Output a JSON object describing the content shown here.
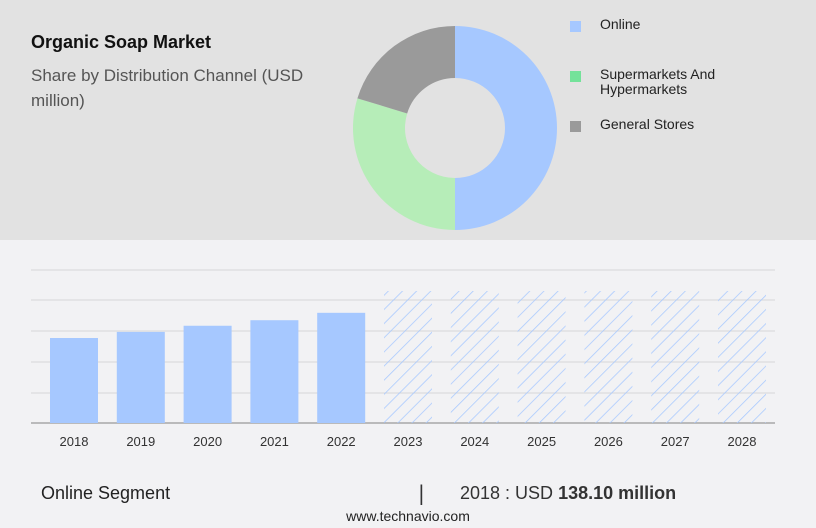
{
  "header": {
    "title": "Organic Soap Market",
    "subtitle": "Share by Distribution Channel (USD million)"
  },
  "legend": {
    "items": [
      {
        "label": "Online",
        "color": "#a6c8ff"
      },
      {
        "label": "Supermarkets And Hypermarkets",
        "color": "#74e29a"
      },
      {
        "label": "General Stores",
        "color": "#9a9a9a"
      }
    ]
  },
  "footer": {
    "segment": "Online Segment",
    "separator": "|",
    "year_label": "2018 : USD ",
    "value": "138.10 million",
    "url": "www.technavio.com"
  },
  "chart_data": [
    {
      "type": "pie",
      "title": "Share by Distribution Channel (USD million)",
      "donut": true,
      "categories": [
        "Online",
        "Supermarkets And Hypermarkets",
        "General Stores"
      ],
      "values": [
        50.0,
        29.7,
        20.3
      ],
      "colors": [
        "#a6c8ff",
        "#b6edb8",
        "#9a9a9a"
      ],
      "legend_position": "right"
    },
    {
      "type": "bar",
      "title": "Online Segment",
      "categories": [
        "2018",
        "2019",
        "2020",
        "2021",
        "2022",
        "2023",
        "2024",
        "2025",
        "2026",
        "2027",
        "2028"
      ],
      "values": [
        138.1,
        148,
        158,
        167,
        179,
        null,
        null,
        null,
        null,
        null,
        null
      ],
      "forecast": [
        false,
        false,
        false,
        false,
        false,
        true,
        true,
        true,
        true,
        true,
        true
      ],
      "forecast_display_height": 215,
      "xlabel": "",
      "ylabel": "",
      "ylim": [
        0,
        248
      ],
      "grid": true,
      "bar_color": "#a6c8ff"
    }
  ]
}
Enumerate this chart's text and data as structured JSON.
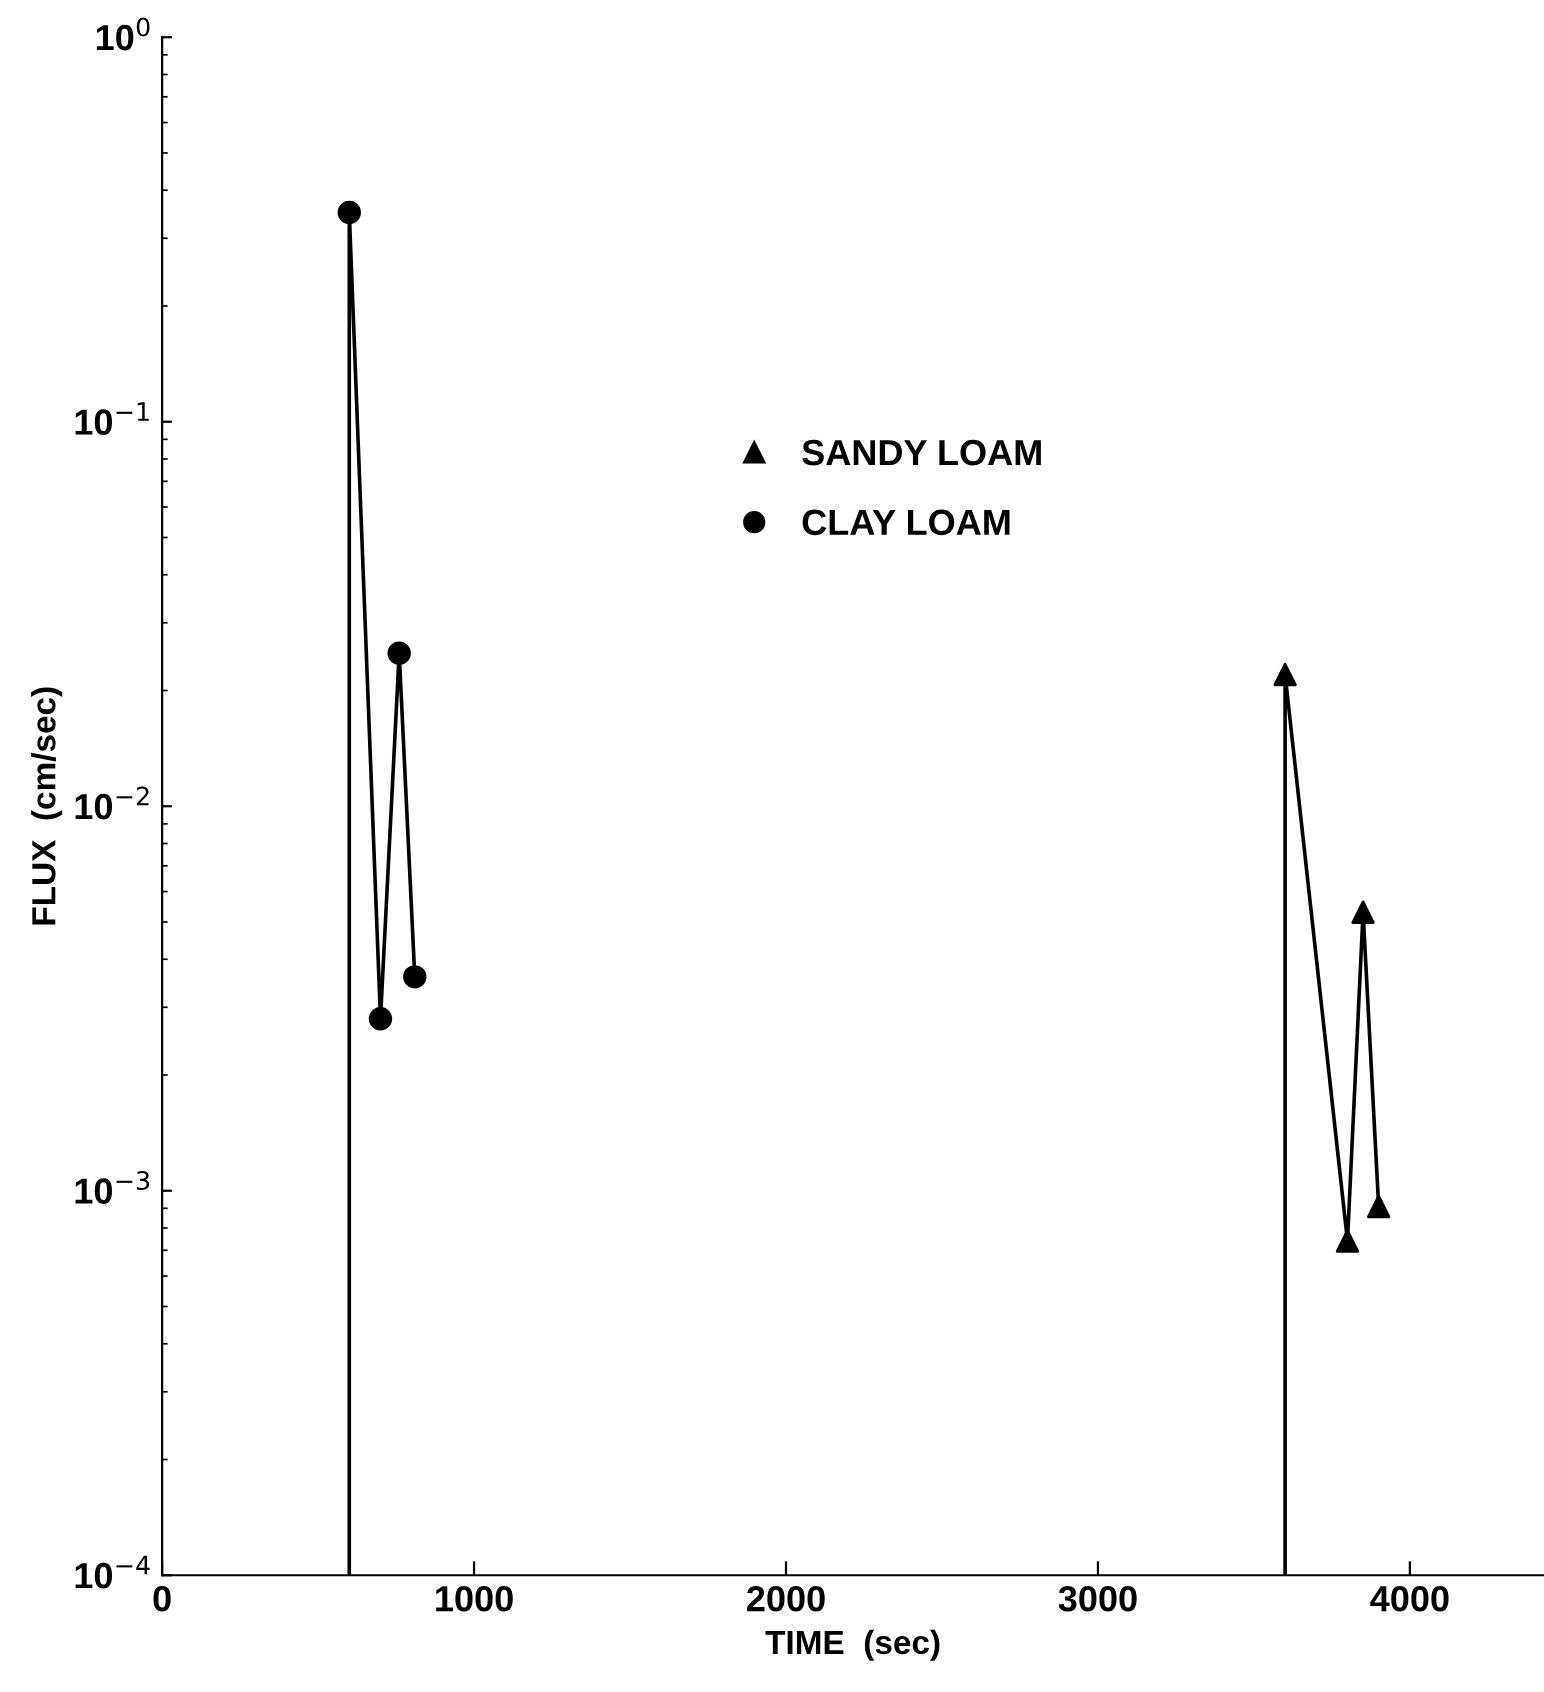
{
  "chart_data": {
    "type": "line",
    "xlabel": "TIME  (sec)",
    "ylabel": "FLUX  (cm/sec)",
    "log": "y",
    "xlim": [
      0,
      4430
    ],
    "ylim": [
      0.0001,
      1
    ],
    "xticks": [
      0,
      1000,
      2000,
      3000,
      4000
    ],
    "yticks": [
      {
        "value": 0.0001,
        "label": "10$^{−4}$"
      },
      {
        "value": 0.001,
        "label": "10$^{−3}$"
      },
      {
        "value": 0.01,
        "label": "10$^{−2}$"
      },
      {
        "value": 0.1,
        "label": "10$^{−1}$"
      },
      {
        "value": 1,
        "label": "10$^{0}$"
      }
    ],
    "grid": false,
    "legend": "top",
    "series": [
      {
        "name": "SANDY LOAM",
        "color": "#000000",
        "marker": "triangle",
        "x": [
          3600,
          3600,
          3800,
          3850,
          3900
        ],
        "values": [
          0.0001,
          0.022,
          0.00074,
          0.0053,
          0.00091
        ]
      },
      {
        "name": "CLAY LOAM",
        "color": "#000000",
        "marker": "circle",
        "x": [
          600,
          600,
          700,
          760,
          810
        ],
        "values": [
          0.0001,
          0.35,
          0.0028,
          0.025,
          0.0036
        ]
      }
    ]
  }
}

Task
Go through the entries above and copy every line containing "Segment".

Result of the task
    "segment": "Online Segment",
      "title": "Online Segment",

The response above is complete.